● WHAT NEEDS TO BE DONE: Write out each line of the listing as it stands, without the images.

● INFORMATION PROVIDED:
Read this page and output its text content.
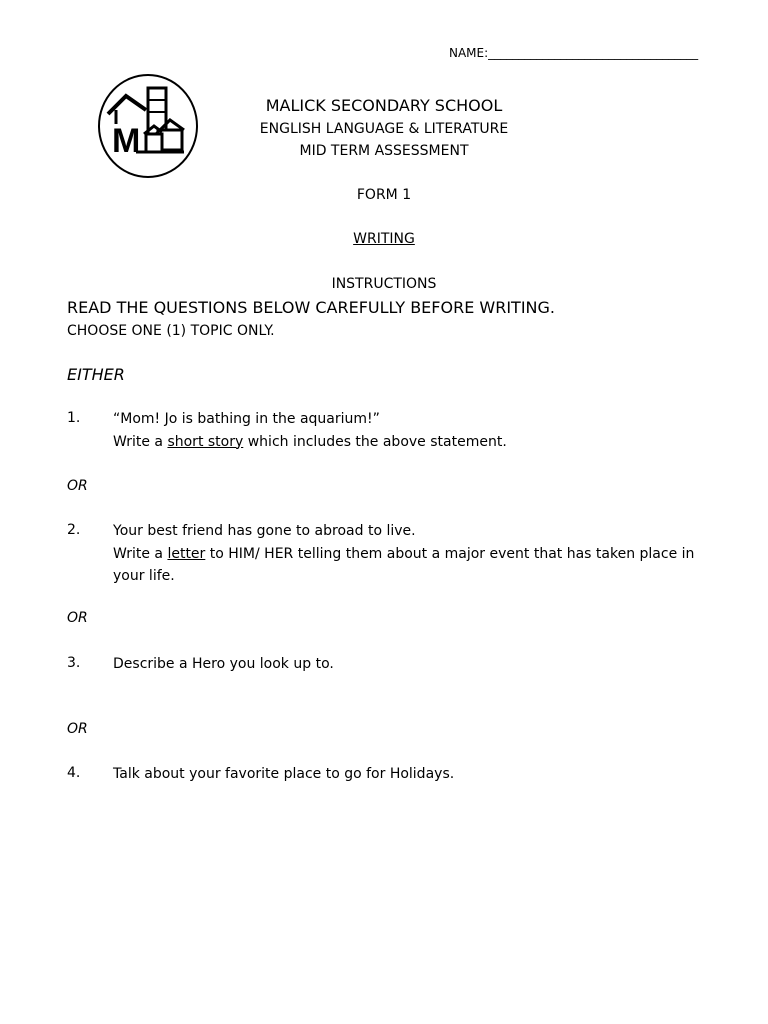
NAME:___________________________________
M
MALICK SECONDARY SCHOOL
ENGLISH LANGUAGE & LITERATURE
MID TERM ASSESSMENT
FORM 1
WRITING
INSTRUCTIONS
READ THE QUESTIONS BELOW CAREFULLY BEFORE WRITING.
CHOOSE ONE (1) TOPIC ONLY.
EITHER
1. “Mom! Jo is bathing in the aquarium!”
Write a short story which includes the above statement.
OR
2. Your best friend has gone to abroad to live.
Write a letter to HIM/ HER telling them about a major event that has taken place in your life.
OR
3. Describe a Hero you look up to.
OR
4. Talk about your favorite place to go for Holidays.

● WRITTEN SOLUTION:
Read this page and output its text content.
NAME:___________________________________
M
MALICK SECONDARY SCHOOL
ENGLISH LANGUAGE & LITERATURE
MID TERM ASSESSMENT
FORM 1
WRITING
INSTRUCTIONS
READ THE QUESTIONS BELOW CAREFULLY BEFORE WRITING.
CHOOSE ONE (1) TOPIC ONLY.
EITHER
1. “Mom! Jo is bathing in the aquarium!”
Write a short story which includes the above statement.
OR
2. Your best friend has gone to abroad to live.
Write a letter to HIM/ HER telling them about a major event that has taken place in your life.
OR
3. Describe a Hero you look up to.
OR
4. Talk about your favorite place to go for Holidays.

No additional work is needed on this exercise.